» RECORDS SUPPLIED:

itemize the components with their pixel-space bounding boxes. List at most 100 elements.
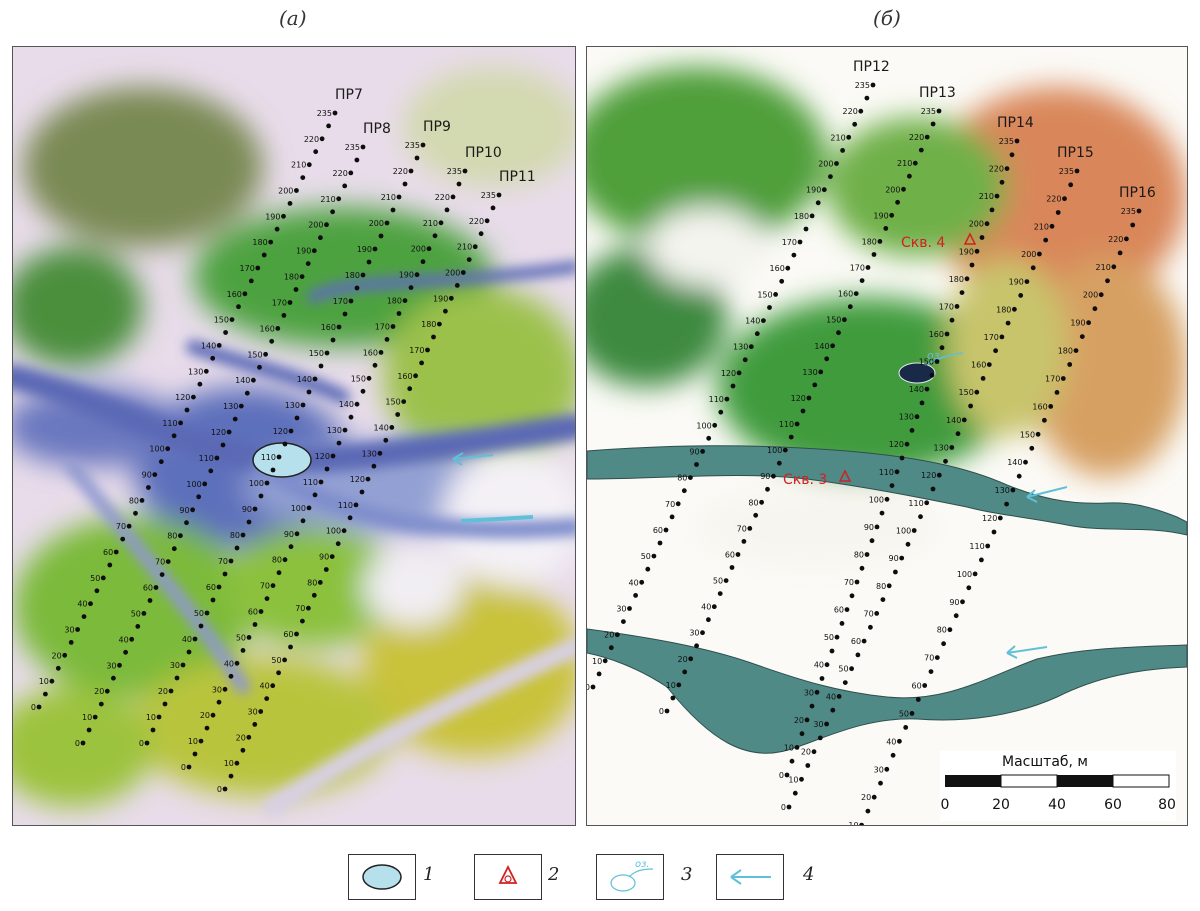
- profile-label: 70: [737, 524, 747, 533]
- profile-point: [849, 593, 855, 599]
- profile-label: 160: [321, 323, 336, 332]
- profile-label: 80: [230, 531, 240, 540]
- profile-point: [818, 369, 824, 375]
- profile-point: [754, 331, 760, 337]
- profile-name: ПР16: [1119, 185, 1156, 201]
- profile-point: [735, 552, 741, 557]
- profile-label: 40: [629, 578, 639, 587]
- profile-point: [299, 274, 305, 279]
- profile-point: [408, 285, 414, 290]
- profile-point: [431, 334, 436, 340]
- profile-point: [730, 383, 736, 389]
- profile-point: [939, 345, 945, 351]
- profile-point: [834, 161, 839, 166]
- profile-label: 220: [435, 193, 450, 202]
- profile-point: [49, 678, 55, 684]
- profile-label: 0: [75, 739, 80, 748]
- profile-point: [1074, 168, 1080, 174]
- profile-label: 30: [106, 661, 116, 670]
- profile-point: [859, 565, 865, 571]
- legend-num-1: 1: [423, 864, 435, 885]
- profile-label: 0: [181, 763, 186, 772]
- profile-point: [198, 623, 204, 629]
- profile-point: [88, 601, 93, 607]
- profile-point: [300, 402, 306, 408]
- profile-point: [336, 196, 342, 202]
- profile-point: [688, 475, 693, 480]
- profile-label: 220: [393, 167, 408, 176]
- profile-label: 180: [252, 238, 267, 247]
- profile-label: 100: [186, 480, 201, 489]
- profile-point: [68, 640, 74, 645]
- profile-point: [985, 543, 991, 549]
- profile-label: 130: [733, 343, 748, 352]
- profile-label: 210: [1096, 263, 1111, 272]
- profile-point: [865, 265, 871, 270]
- profile-label: 110: [879, 468, 894, 477]
- profile-point: [258, 609, 264, 614]
- profile-name: ПР11: [499, 169, 536, 185]
- profile-point: [300, 518, 306, 524]
- profile-point: [336, 324, 342, 330]
- profile-point: [871, 252, 877, 257]
- profile-label: 170: [333, 297, 348, 306]
- profile-point: [378, 233, 384, 239]
- profile-label: 140: [339, 400, 354, 409]
- profile-label: 235: [1059, 167, 1074, 176]
- profile-label: 60: [851, 637, 861, 646]
- profile-label: 80: [748, 498, 758, 507]
- profile-label: 235: [317, 109, 332, 118]
- profile-point: [246, 734, 252, 740]
- profile-label: 110: [709, 395, 724, 404]
- profile-point: [318, 363, 324, 369]
- profile-point: [366, 259, 372, 265]
- profile-label: 90: [949, 598, 959, 607]
- profile-point: [287, 300, 293, 305]
- profile-name: ПР14: [997, 115, 1034, 131]
- profile-point: [244, 390, 250, 396]
- scale-title: Масштаб, м: [1002, 754, 1088, 770]
- profile-point: [794, 745, 800, 750]
- profile-point: [324, 466, 330, 472]
- profile-point: [1117, 250, 1123, 256]
- profile-label: 210: [423, 219, 438, 228]
- profile-label: 50: [899, 709, 909, 718]
- profile-point: [645, 566, 651, 572]
- profile-point: [852, 121, 858, 127]
- profile-label: 235: [921, 107, 936, 116]
- profile-label: 150: [214, 316, 229, 325]
- profile-point: [414, 155, 420, 161]
- profile-point: [372, 362, 378, 368]
- profile-point: [657, 540, 663, 546]
- profile-point: [223, 330, 229, 335]
- profile-point: [723, 578, 729, 583]
- profile-point: [842, 317, 847, 323]
- profile-point: [748, 344, 754, 350]
- profile-label: 90: [319, 553, 329, 562]
- profile-name: ПР7: [335, 87, 363, 103]
- profile-label: 200: [969, 220, 984, 229]
- profile-point: [797, 239, 803, 245]
- profile-point: [809, 213, 815, 219]
- profile-point: [830, 343, 835, 349]
- profile-point: [326, 123, 331, 129]
- profile-point: [159, 572, 165, 577]
- profile-point: [330, 337, 336, 343]
- profile-point: [914, 414, 920, 420]
- profile-point: [664, 708, 670, 714]
- profile-point: [228, 673, 234, 679]
- profile-label: 235: [1121, 207, 1136, 216]
- profile-label: 0: [587, 683, 590, 692]
- profile-point: [966, 585, 972, 591]
- profile-label: 30: [64, 626, 74, 635]
- profile-label: 235: [481, 191, 496, 200]
- profile-point: [706, 617, 711, 623]
- profile-label: 160: [397, 372, 412, 381]
- profile-point: [228, 558, 234, 564]
- profile-label: 220: [469, 217, 484, 226]
- profile-point: [196, 494, 202, 500]
- profile-label: 60: [143, 584, 153, 593]
- profile-label: 70: [218, 557, 228, 566]
- profile-point: [884, 496, 890, 502]
- profile-point: [1092, 306, 1098, 312]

» BRIEF: Please copy the entries above with each "profile-point" swapped for "station-point", keeping everything else unchanged and omitting the pictures.

» ANSWER TO THIS PROBLEM:
itemize the components with their pixel-space bounding boxes. List at most 100 elements.
- profile-label: 70: [737, 524, 747, 533]
- station-point: [849, 593, 855, 599]
- profile-label: 160: [321, 323, 336, 332]
- profile-label: 80: [230, 531, 240, 540]
- station-point: [818, 369, 824, 375]
- station-point: [754, 331, 760, 337]
- profile-name: ПР16: [1119, 185, 1156, 201]
- station-point: [735, 552, 741, 557]
- profile-label: 40: [629, 578, 639, 587]
- station-point: [299, 274, 305, 279]
- station-point: [408, 285, 414, 290]
- station-point: [431, 334, 436, 340]
- station-point: [730, 383, 736, 389]
- station-point: [939, 345, 945, 351]
- station-point: [834, 161, 839, 166]
- profile-label: 220: [435, 193, 450, 202]
- station-point: [49, 678, 55, 684]
- profile-label: 0: [75, 739, 80, 748]
- station-point: [1074, 168, 1080, 174]
- profile-label: 30: [106, 661, 116, 670]
- station-point: [859, 565, 865, 571]
- legend-num-1: 1: [423, 864, 435, 885]
- profile-label: 0: [181, 763, 186, 772]
- station-point: [198, 623, 204, 629]
- station-point: [88, 601, 93, 607]
- station-point: [300, 402, 306, 408]
- station-point: [336, 196, 342, 202]
- station-point: [688, 475, 693, 480]
- profile-label: 220: [393, 167, 408, 176]
- profile-label: 180: [252, 238, 267, 247]
- profile-label: 100: [186, 480, 201, 489]
- station-point: [68, 640, 74, 645]
- station-point: [985, 543, 991, 549]
- profile-label: 130: [733, 343, 748, 352]
- profile-label: 210: [1096, 263, 1111, 272]
- station-point: [865, 265, 871, 270]
- profile-label: 110: [879, 468, 894, 477]
- station-point: [258, 609, 264, 614]
- profile-name: ПР11: [499, 169, 536, 185]
- station-point: [300, 518, 306, 524]
- station-point: [336, 324, 342, 330]
- station-point: [871, 252, 877, 257]
- profile-label: 170: [333, 297, 348, 306]
- station-point: [378, 233, 384, 239]
- profile-label: 140: [339, 400, 354, 409]
- profile-label: 235: [1059, 167, 1074, 176]
- profile-label: 60: [851, 637, 861, 646]
- profile-label: 80: [748, 498, 758, 507]
- profile-label: 235: [317, 109, 332, 118]
- station-point: [246, 734, 252, 740]
- profile-label: 110: [709, 395, 724, 404]
- station-point: [318, 363, 324, 369]
- station-point: [366, 259, 372, 265]
- profile-label: 90: [949, 598, 959, 607]
- station-point: [287, 300, 293, 305]
- profile-name: ПР14: [997, 115, 1034, 131]
- station-point: [244, 390, 250, 396]
- scale-title: Масштаб, м: [1002, 754, 1088, 770]
- station-point: [794, 745, 800, 750]
- station-point: [324, 466, 330, 472]
- station-point: [1117, 250, 1123, 256]
- profile-label: 210: [423, 219, 438, 228]
- profile-label: 50: [899, 709, 909, 718]
- station-point: [645, 566, 651, 572]
- station-point: [852, 121, 858, 127]
- profile-label: 235: [921, 107, 936, 116]
- profile-label: 150: [214, 316, 229, 325]
- station-point: [414, 155, 420, 161]
- station-point: [372, 362, 378, 368]
- station-point: [657, 540, 663, 546]
- station-point: [223, 330, 229, 335]
- station-point: [723, 578, 729, 583]
- station-point: [842, 317, 847, 323]
- station-point: [748, 344, 754, 350]
- profile-label: 90: [319, 553, 329, 562]
- profile-name: ПР7: [335, 87, 363, 103]
- profile-label: 200: [969, 220, 984, 229]
- station-point: [797, 239, 803, 245]
- station-point: [809, 213, 815, 219]
- station-point: [830, 343, 835, 349]
- station-point: [326, 123, 331, 129]
- station-point: [159, 572, 165, 577]
- station-point: [330, 337, 336, 343]
- station-point: [914, 414, 920, 420]
- station-point: [664, 708, 670, 714]
- station-point: [228, 673, 234, 679]
- profile-label: 235: [1121, 207, 1136, 216]
- profile-label: 0: [587, 683, 590, 692]
- station-point: [966, 585, 972, 591]
- profile-label: 30: [64, 626, 74, 635]
- profile-label: 235: [481, 191, 496, 200]
- station-point: [706, 617, 711, 623]
- profile-label: 160: [397, 372, 412, 381]
- station-point: [228, 558, 234, 564]
- profile-label: 220: [469, 217, 484, 226]
- station-point: [196, 494, 202, 500]
- profile-label: 60: [143, 584, 153, 593]
- profile-label: 70: [218, 557, 228, 566]
- station-point: [884, 496, 890, 502]
- station-point: [1092, 306, 1098, 312]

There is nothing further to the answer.